* **WRITTEN TASK**:
Bring together all lines of the material below that contain the string "false".

(Records from a dataset)
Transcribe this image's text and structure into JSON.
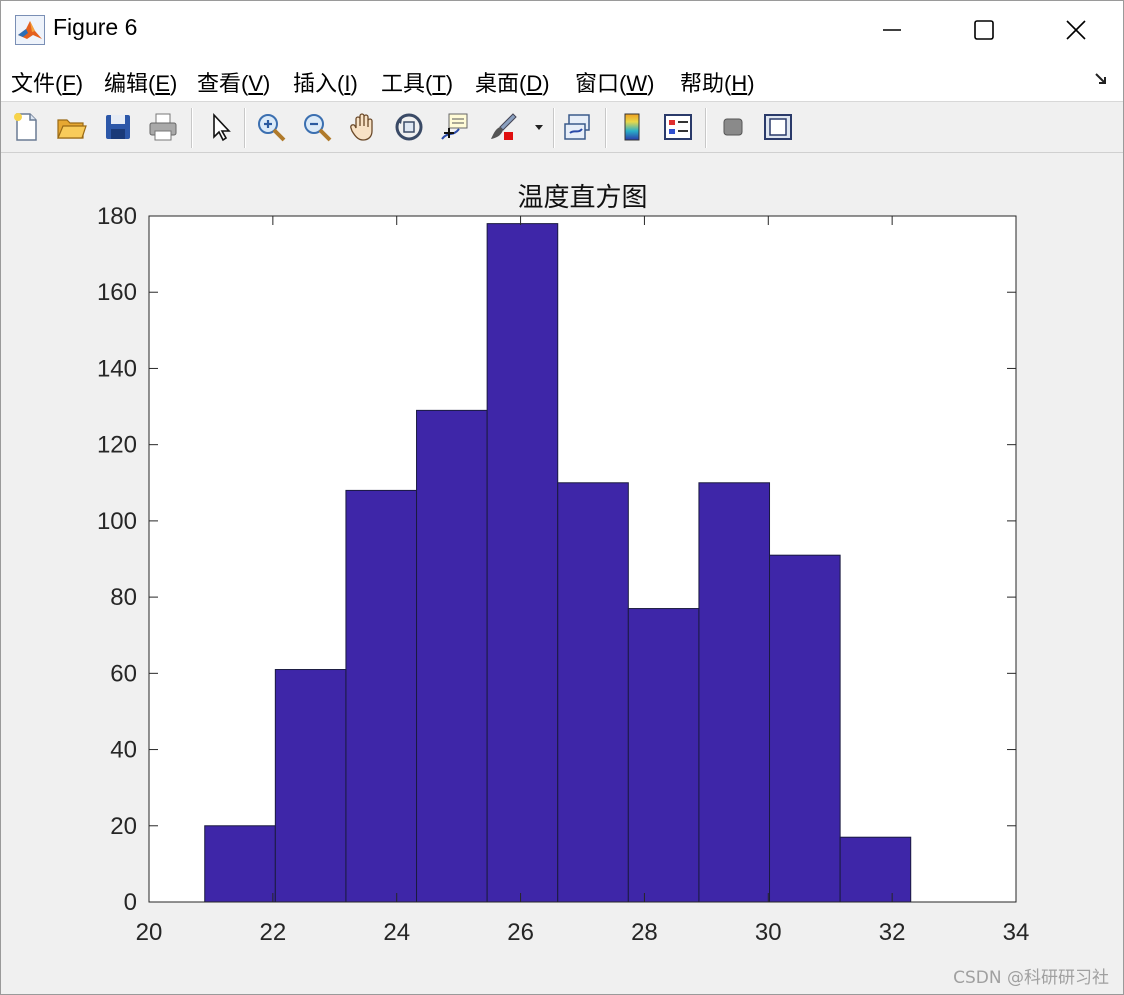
{
  "window": {
    "title": "Figure 6"
  },
  "menu": [
    {
      "label": "文件(",
      "key": "F",
      "end": ")"
    },
    {
      "label": "编辑(",
      "key": "E",
      "end": ")"
    },
    {
      "label": "查看(",
      "key": "V",
      "end": ")"
    },
    {
      "label": "插入(",
      "key": "I",
      "end": ")"
    },
    {
      "label": "工具(",
      "key": "T",
      "end": ")"
    },
    {
      "label": "桌面(",
      "key": "D",
      "end": ")"
    },
    {
      "label": "窗口(",
      "key": "W",
      "end": ")"
    },
    {
      "label": "帮助(",
      "key": "H",
      "end": ")"
    }
  ],
  "toolbar_icons": [
    "new-file-icon",
    "open-folder-icon",
    "save-icon",
    "print-icon",
    "pointer-icon",
    "zoom-in-icon",
    "zoom-out-icon",
    "pan-hand-icon",
    "rotate-3d-icon",
    "data-cursor-icon",
    "brush-icon",
    "brush-dropdown-icon",
    "link-plot-icon",
    "colorbar-icon",
    "legend-icon",
    "hide-plot-tools-icon",
    "show-plot-tools-icon"
  ],
  "watermark": "CSDN @科研研习社",
  "colors": {
    "bar_fill": "#3e26a8",
    "bar_edge": "#1a1a40",
    "axes_bg": "#ffffff",
    "figure_bg": "#f0f0f0"
  },
  "chart_data": {
    "type": "bar",
    "title": "温度直方图",
    "xlabel": "",
    "ylabel": "",
    "xlim": [
      20,
      34
    ],
    "ylim": [
      0,
      180
    ],
    "xticks": [
      20,
      22,
      24,
      26,
      28,
      30,
      32,
      34
    ],
    "yticks": [
      0,
      20,
      40,
      60,
      80,
      100,
      120,
      140,
      160,
      180
    ],
    "bin_edges": [
      20.9,
      22.04,
      23.18,
      24.32,
      25.46,
      26.6,
      27.74,
      28.88,
      30.02,
      31.16,
      32.3
    ],
    "values": [
      20,
      61,
      108,
      129,
      178,
      110,
      77,
      110,
      91,
      17
    ],
    "grid": false
  }
}
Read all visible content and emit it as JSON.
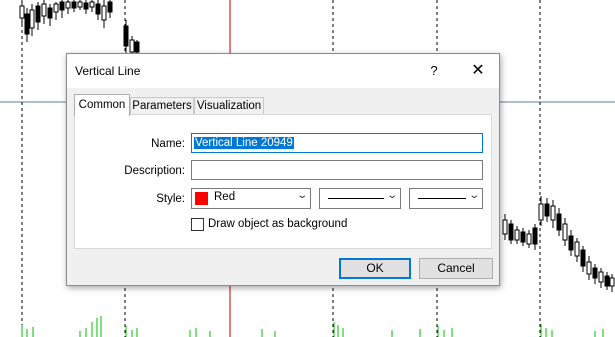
{
  "dialog": {
    "title": "Vertical Line",
    "help_label": "?",
    "close_label": "✕",
    "tabs": [
      {
        "label": "Common"
      },
      {
        "label": "Parameters"
      },
      {
        "label": "Visualization"
      }
    ],
    "active_tab": "Common",
    "name_label": "Name:",
    "name_value": "Vertical Line 20949",
    "description_label": "Description:",
    "description_value": "",
    "style_label": "Style:",
    "color_name": "Red",
    "color_hex": "#ff0000",
    "draw_background_label": "Draw object as background",
    "draw_background_checked": false,
    "ok_label": "OK",
    "cancel_label": "Cancel"
  },
  "chart": {
    "background": "#ffffff",
    "candle_color": "#000000",
    "volume_color": "#00c000",
    "selected_line_color": "#cc0000",
    "horizontal_line_color": "#5b7fa6"
  }
}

* **RESPONSE TO THE TASK**:
    "grid": false
    "draw_background_checked": false,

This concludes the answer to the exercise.